• **The exercise**
Copy each line below exactly and leave the pictures out.

Stored data entries:

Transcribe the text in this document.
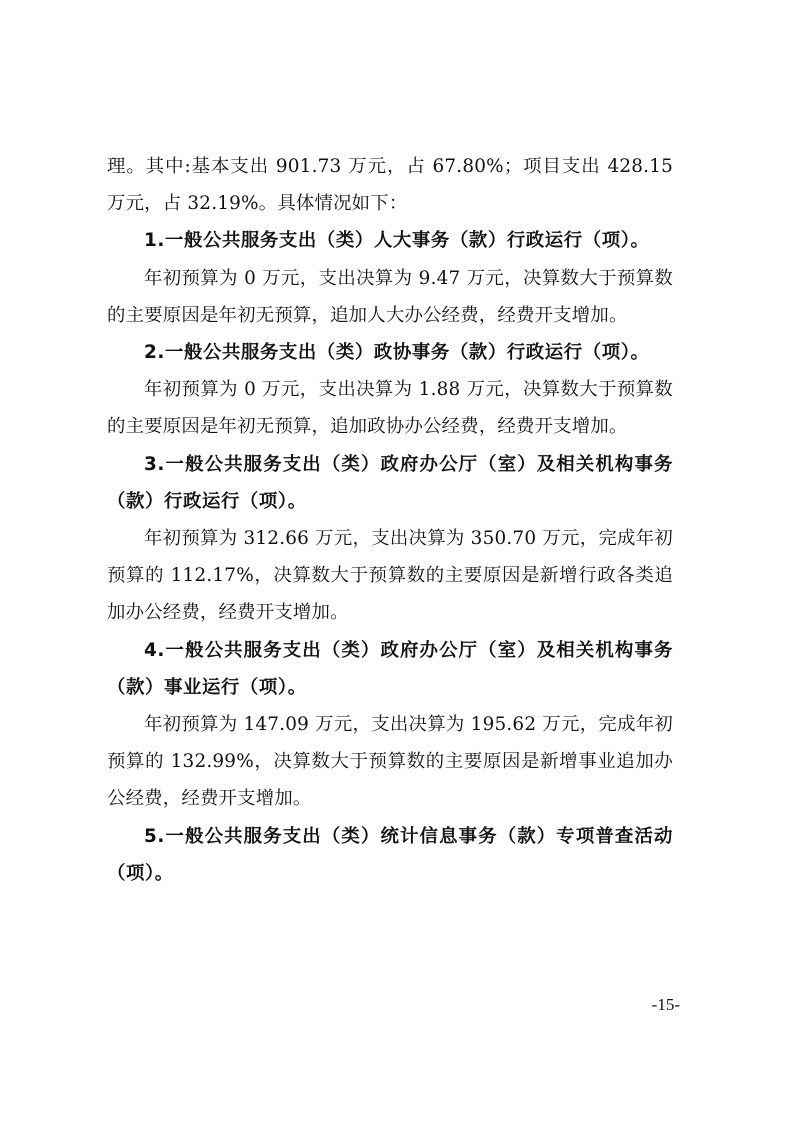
理。其中:基本支出 901.73 万元，占 67.80%；项目支出 428.15 万元，占 32.19%。具体情况如下：

1.一般公共服务支出（类）人大事务（款）行政运行（项）。

年初预算为 0 万元，支出决算为 9.47 万元，决算数大于预算数的主要原因是年初无预算，追加人大办公经费，经费开支增加。

2.一般公共服务支出（类）政协事务（款）行政运行（项）。

年初预算为 0 万元，支出决算为 1.88 万元，决算数大于预算数的主要原因是年初无预算，追加政协办公经费，经费开支增加。

3.一般公共服务支出（类）政府办公厅（室）及相关机构事务（款）行政运行（项）。

年初预算为 312.66 万元，支出决算为 350.70 万元，完成年初预算的 112.17%，决算数大于预算数的主要原因是新增行政各类追加办公经费，经费开支增加。

4.一般公共服务支出（类）政府办公厅（室）及相关机构事务（款）事业运行（项）。

年初预算为 147.09 万元，支出决算为 195.62 万元，完成年初预算的 132.99%，决算数大于预算数的主要原因是新增事业追加办公经费，经费开支增加。

5.一般公共服务支出（类）统计信息事务（款）专项普查活动（项）。

-15-
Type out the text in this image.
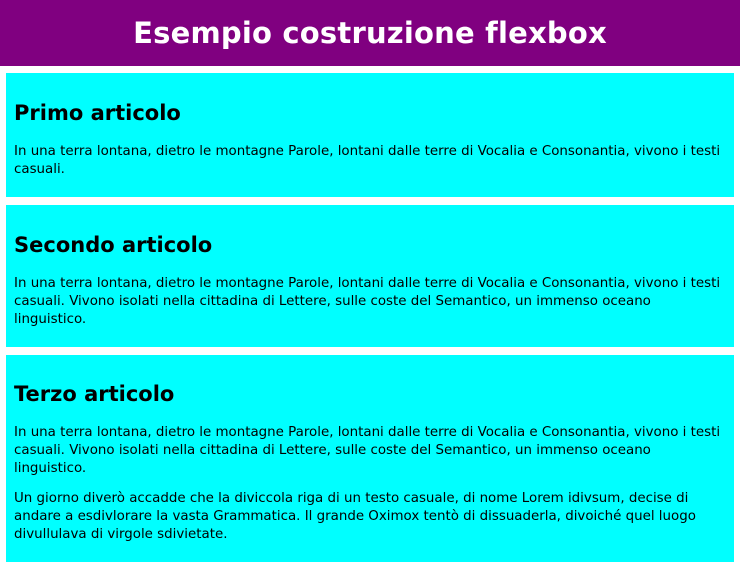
Esempio costruzione flexbox
Primo articolo

In una terra lontana, dietro le montagne Parole, lontani dalle terre di Vocalia e Consonantia, vivono i testi casuali.

Secondo articolo

In una terra lontana, dietro le montagne Parole, lontani dalle terre di Vocalia e Consonantia, vivono i testi casuali. Vivono isolati nella cittadina di Lettere, sulle coste del Semantico, un immenso oceano linguistico.

Terzo articolo

In una terra lontana, dietro le montagne Parole, lontani dalle terre di Vocalia e Consonantia, vivono i testi casuali. Vivono isolati nella cittadina di Lettere, sulle coste del Semantico, un immenso oceano linguistico.

Un giorno diverò accadde che la diviccola riga di un testo casuale, di nome Lorem idivsum, decise di andare a esdivlorare la vasta Grammatica. Il grande Oximox tentò di dissuaderla, divoiché quel luogo divullulava di virgole sdivietate.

• **Worked answer**
Transcribe the text in this document.
理。其中:基本支出 901.73 万元，占 67.80%；项目支出 428.15 万元，占 32.19%。具体情况如下：

1.一般公共服务支出（类）人大事务（款）行政运行（项）。

年初预算为 0 万元，支出决算为 9.47 万元，决算数大于预算数的主要原因是年初无预算，追加人大办公经费，经费开支增加。

2.一般公共服务支出（类）政协事务（款）行政运行（项）。

年初预算为 0 万元，支出决算为 1.88 万元，决算数大于预算数的主要原因是年初无预算，追加政协办公经费，经费开支增加。

3.一般公共服务支出（类）政府办公厅（室）及相关机构事务（款）行政运行（项）。

年初预算为 312.66 万元，支出决算为 350.70 万元，完成年初预算的 112.17%，决算数大于预算数的主要原因是新增行政各类追加办公经费，经费开支增加。

4.一般公共服务支出（类）政府办公厅（室）及相关机构事务（款）事业运行（项）。

年初预算为 147.09 万元，支出决算为 195.62 万元，完成年初预算的 132.99%，决算数大于预算数的主要原因是新增事业追加办公经费，经费开支增加。

5.一般公共服务支出（类）统计信息事务（款）专项普查活动（项）。

-15-
Type out the text in this image.
Esempio costruzione flexbox
Primo articolo

In una terra lontana, dietro le montagne Parole, lontani dalle terre di Vocalia e Consonantia, vivono i testi casuali.

Secondo articolo

In una terra lontana, dietro le montagne Parole, lontani dalle terre di Vocalia e Consonantia, vivono i testi casuali. Vivono isolati nella cittadina di Lettere, sulle coste del Semantico, un immenso oceano linguistico.

Terzo articolo

In una terra lontana, dietro le montagne Parole, lontani dalle terre di Vocalia e Consonantia, vivono i testi casuali. Vivono isolati nella cittadina di Lettere, sulle coste del Semantico, un immenso oceano linguistico.

Un giorno diverò accadde che la diviccola riga di un testo casuale, di nome Lorem idivsum, decise di andare a esdivlorare la vasta Grammatica. Il grande Oximox tentò di dissuaderla, divoiché quel luogo divullulava di virgole sdivietate.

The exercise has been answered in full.